Figure record extracts
%%
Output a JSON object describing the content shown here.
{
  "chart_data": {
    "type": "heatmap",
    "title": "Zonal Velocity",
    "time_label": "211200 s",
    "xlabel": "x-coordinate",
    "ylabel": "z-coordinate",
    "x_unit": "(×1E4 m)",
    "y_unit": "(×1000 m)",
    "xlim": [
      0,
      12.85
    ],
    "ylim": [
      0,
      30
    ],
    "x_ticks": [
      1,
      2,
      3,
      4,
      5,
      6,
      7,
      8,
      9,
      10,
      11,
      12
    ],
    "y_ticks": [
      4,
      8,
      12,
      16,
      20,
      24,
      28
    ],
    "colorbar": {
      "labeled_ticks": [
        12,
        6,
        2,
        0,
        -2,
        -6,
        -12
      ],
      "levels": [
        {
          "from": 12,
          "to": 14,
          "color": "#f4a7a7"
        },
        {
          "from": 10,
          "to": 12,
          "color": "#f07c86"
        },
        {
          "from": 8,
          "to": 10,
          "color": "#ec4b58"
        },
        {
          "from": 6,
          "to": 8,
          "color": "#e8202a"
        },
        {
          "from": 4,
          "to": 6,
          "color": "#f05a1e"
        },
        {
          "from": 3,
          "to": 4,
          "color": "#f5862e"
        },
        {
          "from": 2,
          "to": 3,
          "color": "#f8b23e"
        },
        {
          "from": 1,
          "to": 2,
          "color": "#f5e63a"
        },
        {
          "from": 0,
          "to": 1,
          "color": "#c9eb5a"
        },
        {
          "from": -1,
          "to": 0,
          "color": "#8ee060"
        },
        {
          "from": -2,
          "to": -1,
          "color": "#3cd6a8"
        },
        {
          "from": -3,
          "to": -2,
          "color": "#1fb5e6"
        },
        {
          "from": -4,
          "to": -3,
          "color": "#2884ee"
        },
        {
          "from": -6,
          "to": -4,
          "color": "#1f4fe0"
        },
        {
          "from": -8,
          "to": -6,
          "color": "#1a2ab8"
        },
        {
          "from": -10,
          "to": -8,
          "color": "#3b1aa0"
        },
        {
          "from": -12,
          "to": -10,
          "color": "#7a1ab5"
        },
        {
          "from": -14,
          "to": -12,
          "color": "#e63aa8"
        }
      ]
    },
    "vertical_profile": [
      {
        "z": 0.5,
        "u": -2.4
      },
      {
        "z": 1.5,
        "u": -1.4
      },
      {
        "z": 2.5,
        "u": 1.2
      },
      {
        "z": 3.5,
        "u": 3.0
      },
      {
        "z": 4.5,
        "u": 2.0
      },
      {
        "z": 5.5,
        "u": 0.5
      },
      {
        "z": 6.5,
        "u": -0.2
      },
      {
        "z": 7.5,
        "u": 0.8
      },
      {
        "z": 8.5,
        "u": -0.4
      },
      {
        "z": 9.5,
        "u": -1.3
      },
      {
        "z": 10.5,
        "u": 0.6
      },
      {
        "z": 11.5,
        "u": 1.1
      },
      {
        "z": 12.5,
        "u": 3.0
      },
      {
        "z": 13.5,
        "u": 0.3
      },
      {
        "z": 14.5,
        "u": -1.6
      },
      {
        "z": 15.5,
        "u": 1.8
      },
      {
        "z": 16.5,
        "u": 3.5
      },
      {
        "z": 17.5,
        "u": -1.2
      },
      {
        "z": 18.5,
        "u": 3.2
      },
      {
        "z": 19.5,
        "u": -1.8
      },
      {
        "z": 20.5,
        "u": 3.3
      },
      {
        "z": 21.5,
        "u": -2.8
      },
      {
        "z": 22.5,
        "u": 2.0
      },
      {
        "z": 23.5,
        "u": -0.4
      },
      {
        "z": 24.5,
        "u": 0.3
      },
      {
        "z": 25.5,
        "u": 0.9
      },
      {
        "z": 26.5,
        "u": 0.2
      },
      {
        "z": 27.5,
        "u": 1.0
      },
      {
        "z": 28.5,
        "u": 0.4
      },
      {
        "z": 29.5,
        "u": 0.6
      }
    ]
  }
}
%%
Description of the task
From the listing above, extract every line exactly as it stands.

Answer for the task
Output a JSON object describing the content shown here.
{
  "chart_data": {
    "type": "heatmap",
    "title": "Zonal Velocity",
    "time_label": "211200 s",
    "xlabel": "x-coordinate",
    "ylabel": "z-coordinate",
    "x_unit": "(×1E4 m)",
    "y_unit": "(×1000 m)",
    "xlim": [
      0,
      12.85
    ],
    "ylim": [
      0,
      30
    ],
    "x_ticks": [
      1,
      2,
      3,
      4,
      5,
      6,
      7,
      8,
      9,
      10,
      11,
      12
    ],
    "y_ticks": [
      4,
      8,
      12,
      16,
      20,
      24,
      28
    ],
    "colorbar": {
      "labeled_ticks": [
        12,
        6,
        2,
        0,
        -2,
        -6,
        -12
      ],
      "levels": [
        {
          "from": 12,
          "to": 14,
          "color": "#f4a7a7"
        },
        {
          "from": 10,
          "to": 12,
          "color": "#f07c86"
        },
        {
          "from": 8,
          "to": 10,
          "color": "#ec4b58"
        },
        {
          "from": 6,
          "to": 8,
          "color": "#e8202a"
        },
        {
          "from": 4,
          "to": 6,
          "color": "#f05a1e"
        },
        {
          "from": 3,
          "to": 4,
          "color": "#f5862e"
        },
        {
          "from": 2,
          "to": 3,
          "color": "#f8b23e"
        },
        {
          "from": 1,
          "to": 2,
          "color": "#f5e63a"
        },
        {
          "from": 0,
          "to": 1,
          "color": "#c9eb5a"
        },
        {
          "from": -1,
          "to": 0,
          "color": "#8ee060"
        },
        {
          "from": -2,
          "to": -1,
          "color": "#3cd6a8"
        },
        {
          "from": -3,
          "to": -2,
          "color": "#1fb5e6"
        },
        {
          "from": -4,
          "to": -3,
          "color": "#2884ee"
        },
        {
          "from": -6,
          "to": -4,
          "color": "#1f4fe0"
        },
        {
          "from": -8,
          "to": -6,
          "color": "#1a2ab8"
        },
        {
          "from": -10,
          "to": -8,
          "color": "#3b1aa0"
        },
        {
          "from": -12,
          "to": -10,
          "color": "#7a1ab5"
        },
        {
          "from": -14,
          "to": -12,
          "color": "#e63aa8"
        }
      ]
    },
    "vertical_profile": [
      {
        "z": 0.5,
        "u": -2.4
      },
      {
        "z": 1.5,
        "u": -1.4
      },
      {
        "z": 2.5,
        "u": 1.2
      },
      {
        "z": 3.5,
        "u": 3.0
      },
      {
        "z": 4.5,
        "u": 2.0
      },
      {
        "z": 5.5,
        "u": 0.5
      },
      {
        "z": 6.5,
        "u": -0.2
      },
      {
        "z": 7.5,
        "u": 0.8
      },
      {
        "z": 8.5,
        "u": -0.4
      },
      {
        "z": 9.5,
        "u": -1.3
      },
      {
        "z": 10.5,
        "u": 0.6
      },
      {
        "z": 11.5,
        "u": 1.1
      },
      {
        "z": 12.5,
        "u": 3.0
      },
      {
        "z": 13.5,
        "u": 0.3
      },
      {
        "z": 14.5,
        "u": -1.6
      },
      {
        "z": 15.5,
        "u": 1.8
      },
      {
        "z": 16.5,
        "u": 3.5
      },
      {
        "z": 17.5,
        "u": -1.2
      },
      {
        "z": 18.5,
        "u": 3.2
      },
      {
        "z": 19.5,
        "u": -1.8
      },
      {
        "z": 20.5,
        "u": 3.3
      },
      {
        "z": 21.5,
        "u": -2.8
      },
      {
        "z": 22.5,
        "u": 2.0
      },
      {
        "z": 23.5,
        "u": -0.4
      },
      {
        "z": 24.5,
        "u": 0.3
      },
      {
        "z": 25.5,
        "u": 0.9
      },
      {
        "z": 26.5,
        "u": 0.2
      },
      {
        "z": 27.5,
        "u": 1.0
      },
      {
        "z": 28.5,
        "u": 0.4
      },
      {
        "z": 29.5,
        "u": 0.6
      }
    ]
  }
}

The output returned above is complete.